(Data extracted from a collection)
= = = = = = =

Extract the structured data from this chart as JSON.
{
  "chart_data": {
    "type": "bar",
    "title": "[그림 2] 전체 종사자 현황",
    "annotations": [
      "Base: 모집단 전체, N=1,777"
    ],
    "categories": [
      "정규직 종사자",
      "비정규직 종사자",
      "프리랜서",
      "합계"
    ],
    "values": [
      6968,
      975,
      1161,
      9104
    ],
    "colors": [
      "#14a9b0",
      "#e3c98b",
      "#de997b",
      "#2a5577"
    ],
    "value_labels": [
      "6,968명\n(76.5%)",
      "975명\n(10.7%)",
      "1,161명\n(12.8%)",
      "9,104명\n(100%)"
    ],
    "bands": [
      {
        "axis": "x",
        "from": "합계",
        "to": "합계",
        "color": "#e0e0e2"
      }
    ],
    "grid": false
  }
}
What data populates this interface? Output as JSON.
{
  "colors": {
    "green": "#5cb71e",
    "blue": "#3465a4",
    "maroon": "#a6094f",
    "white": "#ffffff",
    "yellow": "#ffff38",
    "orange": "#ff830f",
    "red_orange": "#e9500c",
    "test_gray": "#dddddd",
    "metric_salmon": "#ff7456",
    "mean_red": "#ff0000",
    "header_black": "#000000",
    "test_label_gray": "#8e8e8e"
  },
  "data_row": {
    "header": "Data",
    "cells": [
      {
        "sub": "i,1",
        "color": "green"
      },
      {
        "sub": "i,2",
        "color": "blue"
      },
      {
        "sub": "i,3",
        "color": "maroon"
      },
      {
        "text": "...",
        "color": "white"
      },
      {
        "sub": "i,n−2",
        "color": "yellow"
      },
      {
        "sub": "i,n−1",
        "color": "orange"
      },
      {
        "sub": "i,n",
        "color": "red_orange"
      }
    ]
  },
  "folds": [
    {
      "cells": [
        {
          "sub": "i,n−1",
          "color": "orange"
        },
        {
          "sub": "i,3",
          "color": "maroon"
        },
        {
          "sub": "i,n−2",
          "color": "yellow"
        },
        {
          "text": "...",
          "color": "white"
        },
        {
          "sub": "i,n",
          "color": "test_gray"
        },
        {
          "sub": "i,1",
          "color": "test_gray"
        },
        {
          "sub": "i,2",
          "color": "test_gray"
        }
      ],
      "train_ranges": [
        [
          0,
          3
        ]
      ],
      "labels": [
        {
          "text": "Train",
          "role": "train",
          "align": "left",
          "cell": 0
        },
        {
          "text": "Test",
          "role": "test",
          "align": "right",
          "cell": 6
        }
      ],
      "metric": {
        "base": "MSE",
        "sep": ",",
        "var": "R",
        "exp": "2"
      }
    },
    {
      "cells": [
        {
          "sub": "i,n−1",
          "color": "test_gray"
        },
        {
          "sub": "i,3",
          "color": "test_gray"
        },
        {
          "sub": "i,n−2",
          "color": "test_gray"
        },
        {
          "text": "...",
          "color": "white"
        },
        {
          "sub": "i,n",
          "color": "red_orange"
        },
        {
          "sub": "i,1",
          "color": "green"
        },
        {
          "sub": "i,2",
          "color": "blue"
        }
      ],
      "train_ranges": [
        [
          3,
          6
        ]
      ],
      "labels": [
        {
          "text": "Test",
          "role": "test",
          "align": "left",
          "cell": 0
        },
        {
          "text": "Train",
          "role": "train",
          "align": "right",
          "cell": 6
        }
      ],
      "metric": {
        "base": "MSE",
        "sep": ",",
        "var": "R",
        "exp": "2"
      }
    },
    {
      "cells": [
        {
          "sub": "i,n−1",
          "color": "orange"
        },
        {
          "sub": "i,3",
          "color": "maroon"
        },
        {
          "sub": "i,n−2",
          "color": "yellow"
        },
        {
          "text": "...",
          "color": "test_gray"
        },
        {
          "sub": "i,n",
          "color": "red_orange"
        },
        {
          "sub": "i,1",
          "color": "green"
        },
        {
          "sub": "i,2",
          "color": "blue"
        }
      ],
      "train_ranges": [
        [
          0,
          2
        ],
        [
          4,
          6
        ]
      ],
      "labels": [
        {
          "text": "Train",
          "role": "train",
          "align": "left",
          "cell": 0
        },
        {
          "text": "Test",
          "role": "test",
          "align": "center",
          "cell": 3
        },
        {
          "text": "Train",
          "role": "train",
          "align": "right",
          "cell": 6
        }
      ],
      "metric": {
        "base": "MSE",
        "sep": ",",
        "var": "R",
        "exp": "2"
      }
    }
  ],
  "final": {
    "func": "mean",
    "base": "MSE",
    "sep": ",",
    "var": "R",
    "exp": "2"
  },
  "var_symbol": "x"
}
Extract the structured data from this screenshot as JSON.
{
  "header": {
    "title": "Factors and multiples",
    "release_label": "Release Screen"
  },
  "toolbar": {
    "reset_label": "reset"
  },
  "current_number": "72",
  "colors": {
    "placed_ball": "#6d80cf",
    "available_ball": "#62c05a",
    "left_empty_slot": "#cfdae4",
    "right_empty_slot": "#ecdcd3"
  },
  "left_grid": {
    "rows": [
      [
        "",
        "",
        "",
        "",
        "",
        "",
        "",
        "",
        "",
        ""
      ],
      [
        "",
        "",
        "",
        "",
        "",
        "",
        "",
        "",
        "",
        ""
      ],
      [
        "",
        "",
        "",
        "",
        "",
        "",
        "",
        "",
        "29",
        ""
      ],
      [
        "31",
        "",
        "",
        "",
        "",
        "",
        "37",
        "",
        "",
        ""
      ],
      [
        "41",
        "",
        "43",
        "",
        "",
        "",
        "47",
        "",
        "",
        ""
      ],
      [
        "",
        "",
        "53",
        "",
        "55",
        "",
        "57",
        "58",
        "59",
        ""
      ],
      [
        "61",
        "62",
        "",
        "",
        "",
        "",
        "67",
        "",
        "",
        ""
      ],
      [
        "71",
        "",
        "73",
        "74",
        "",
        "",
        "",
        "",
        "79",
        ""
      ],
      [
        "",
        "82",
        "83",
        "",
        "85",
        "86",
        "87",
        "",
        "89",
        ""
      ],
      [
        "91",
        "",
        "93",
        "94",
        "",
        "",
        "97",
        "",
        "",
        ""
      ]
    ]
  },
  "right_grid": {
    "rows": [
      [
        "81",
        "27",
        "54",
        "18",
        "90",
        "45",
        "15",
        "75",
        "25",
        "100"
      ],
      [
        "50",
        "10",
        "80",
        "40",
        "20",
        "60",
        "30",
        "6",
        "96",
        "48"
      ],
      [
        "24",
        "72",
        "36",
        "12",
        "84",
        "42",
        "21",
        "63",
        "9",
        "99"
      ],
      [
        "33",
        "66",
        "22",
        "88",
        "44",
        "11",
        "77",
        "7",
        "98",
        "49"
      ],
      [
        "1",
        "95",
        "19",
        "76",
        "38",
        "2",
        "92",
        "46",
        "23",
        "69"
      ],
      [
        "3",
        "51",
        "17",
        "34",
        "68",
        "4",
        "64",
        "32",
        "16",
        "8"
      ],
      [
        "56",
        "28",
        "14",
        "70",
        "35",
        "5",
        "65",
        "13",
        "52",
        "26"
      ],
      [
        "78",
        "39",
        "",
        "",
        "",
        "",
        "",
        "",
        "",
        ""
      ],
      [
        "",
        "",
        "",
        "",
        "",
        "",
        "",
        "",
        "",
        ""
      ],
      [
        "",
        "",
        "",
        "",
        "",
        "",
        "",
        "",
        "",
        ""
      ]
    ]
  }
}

= = = = = = =

▸ **What is expected**
Faithfully transcribe the whole of the data.

▸ **Result of the exercise**
Extract the structured data from this chart as JSON.
{
  "chart_data": {
    "type": "bar",
    "title": "[그림 2] 전체 종사자 현황",
    "annotations": [
      "Base: 모집단 전체, N=1,777"
    ],
    "categories": [
      "정규직 종사자",
      "비정규직 종사자",
      "프리랜서",
      "합계"
    ],
    "values": [
      6968,
      975,
      1161,
      9104
    ],
    "colors": [
      "#14a9b0",
      "#e3c98b",
      "#de997b",
      "#2a5577"
    ],
    "value_labels": [
      "6,968명\n(76.5%)",
      "975명\n(10.7%)",
      "1,161명\n(12.8%)",
      "9,104명\n(100%)"
    ],
    "bands": [
      {
        "axis": "x",
        "from": "합계",
        "to": "합계",
        "color": "#e0e0e2"
      }
    ],
    "grid": false
  }
}
What data populates this interface? Output as JSON.
{
  "colors": {
    "green": "#5cb71e",
    "blue": "#3465a4",
    "maroon": "#a6094f",
    "white": "#ffffff",
    "yellow": "#ffff38",
    "orange": "#ff830f",
    "red_orange": "#e9500c",
    "test_gray": "#dddddd",
    "metric_salmon": "#ff7456",
    "mean_red": "#ff0000",
    "header_black": "#000000",
    "test_label_gray": "#8e8e8e"
  },
  "data_row": {
    "header": "Data",
    "cells": [
      {
        "sub": "i,1",
        "color": "green"
      },
      {
        "sub": "i,2",
        "color": "blue"
      },
      {
        "sub": "i,3",
        "color": "maroon"
      },
      {
        "text": "...",
        "color": "white"
      },
      {
        "sub": "i,n−2",
        "color": "yellow"
      },
      {
        "sub": "i,n−1",
        "color": "orange"
      },
      {
        "sub": "i,n",
        "color": "red_orange"
      }
    ]
  },
  "folds": [
    {
      "cells": [
        {
          "sub": "i,n−1",
          "color": "orange"
        },
        {
          "sub": "i,3",
          "color": "maroon"
        },
        {
          "sub": "i,n−2",
          "color": "yellow"
        },
        {
          "text": "...",
          "color": "white"
        },
        {
          "sub": "i,n",
          "color": "test_gray"
        },
        {
          "sub": "i,1",
          "color": "test_gray"
        },
        {
          "sub": "i,2",
          "color": "test_gray"
        }
      ],
      "train_ranges": [
        [
          0,
          3
        ]
      ],
      "labels": [
        {
          "text": "Train",
          "role": "train",
          "align": "left",
          "cell": 0
        },
        {
          "text": "Test",
          "role": "test",
          "align": "right",
          "cell": 6
        }
      ],
      "metric": {
        "base": "MSE",
        "sep": ",",
        "var": "R",
        "exp": "2"
      }
    },
    {
      "cells": [
        {
          "sub": "i,n−1",
          "color": "test_gray"
        },
        {
          "sub": "i,3",
          "color": "test_gray"
        },
        {
          "sub": "i,n−2",
          "color": "test_gray"
        },
        {
          "text": "...",
          "color": "white"
        },
        {
          "sub": "i,n",
          "color": "red_orange"
        },
        {
          "sub": "i,1",
          "color": "green"
        },
        {
          "sub": "i,2",
          "color": "blue"
        }
      ],
      "train_ranges": [
        [
          3,
          6
        ]
      ],
      "labels": [
        {
          "text": "Test",
          "role": "test",
          "align": "left",
          "cell": 0
        },
        {
          "text": "Train",
          "role": "train",
          "align": "right",
          "cell": 6
        }
      ],
      "metric": {
        "base": "MSE",
        "sep": ",",
        "var": "R",
        "exp": "2"
      }
    },
    {
      "cells": [
        {
          "sub": "i,n−1",
          "color": "orange"
        },
        {
          "sub": "i,3",
          "color": "maroon"
        },
        {
          "sub": "i,n−2",
          "color": "yellow"
        },
        {
          "text": "...",
          "color": "test_gray"
        },
        {
          "sub": "i,n",
          "color": "red_orange"
        },
        {
          "sub": "i,1",
          "color": "green"
        },
        {
          "sub": "i,2",
          "color": "blue"
        }
      ],
      "train_ranges": [
        [
          0,
          2
        ],
        [
          4,
          6
        ]
      ],
      "labels": [
        {
          "text": "Train",
          "role": "train",
          "align": "left",
          "cell": 0
        },
        {
          "text": "Test",
          "role": "test",
          "align": "center",
          "cell": 3
        },
        {
          "text": "Train",
          "role": "train",
          "align": "right",
          "cell": 6
        }
      ],
      "metric": {
        "base": "MSE",
        "sep": ",",
        "var": "R",
        "exp": "2"
      }
    }
  ],
  "final": {
    "func": "mean",
    "base": "MSE",
    "sep": ",",
    "var": "R",
    "exp": "2"
  },
  "var_symbol": "x"
}
Extract the structured data from this screenshot as JSON.
{
  "header": {
    "title": "Factors and multiples",
    "release_label": "Release Screen"
  },
  "toolbar": {
    "reset_label": "reset"
  },
  "current_number": "72",
  "colors": {
    "placed_ball": "#6d80cf",
    "available_ball": "#62c05a",
    "left_empty_slot": "#cfdae4",
    "right_empty_slot": "#ecdcd3"
  },
  "left_grid": {
    "rows": [
      [
        "",
        "",
        "",
        "",
        "",
        "",
        "",
        "",
        "",
        ""
      ],
      [
        "",
        "",
        "",
        "",
        "",
        "",
        "",
        "",
        "",
        ""
      ],
      [
        "",
        "",
        "",
        "",
        "",
        "",
        "",
        "",
        "29",
        ""
      ],
      [
        "31",
        "",
        "",
        "",
        "",
        "",
        "37",
        "",
        "",
        ""
      ],
      [
        "41",
        "",
        "43",
        "",
        "",
        "",
        "47",
        "",
        "",
        ""
      ],
      [
        "",
        "",
        "53",
        "",
        "55",
        "",
        "57",
        "58",
        "59",
        ""
      ],
      [
        "61",
        "62",
        "",
        "",
        "",
        "",
        "67",
        "",
        "",
        ""
      ],
      [
        "71",
        "",
        "73",
        "74",
        "",
        "",
        "",
        "",
        "79",
        ""
      ],
      [
        "",
        "82",
        "83",
        "",
        "85",
        "86",
        "87",
        "",
        "89",
        ""
      ],
      [
        "91",
        "",
        "93",
        "94",
        "",
        "",
        "97",
        "",
        "",
        ""
      ]
    ]
  },
  "right_grid": {
    "rows": [
      [
        "81",
        "27",
        "54",
        "18",
        "90",
        "45",
        "15",
        "75",
        "25",
        "100"
      ],
      [
        "50",
        "10",
        "80",
        "40",
        "20",
        "60",
        "30",
        "6",
        "96",
        "48"
      ],
      [
        "24",
        "72",
        "36",
        "12",
        "84",
        "42",
        "21",
        "63",
        "9",
        "99"
      ],
      [
        "33",
        "66",
        "22",
        "88",
        "44",
        "11",
        "77",
        "7",
        "98",
        "49"
      ],
      [
        "1",
        "95",
        "19",
        "76",
        "38",
        "2",
        "92",
        "46",
        "23",
        "69"
      ],
      [
        "3",
        "51",
        "17",
        "34",
        "68",
        "4",
        "64",
        "32",
        "16",
        "8"
      ],
      [
        "56",
        "28",
        "14",
        "70",
        "35",
        "5",
        "65",
        "13",
        "52",
        "26"
      ],
      [
        "78",
        "39",
        "",
        "",
        "",
        "",
        "",
        "",
        "",
        ""
      ],
      [
        "",
        "",
        "",
        "",
        "",
        "",
        "",
        "",
        "",
        ""
      ],
      [
        "",
        "",
        "",
        "",
        "",
        "",
        "",
        "",
        "",
        ""
      ]
    ]
  }
}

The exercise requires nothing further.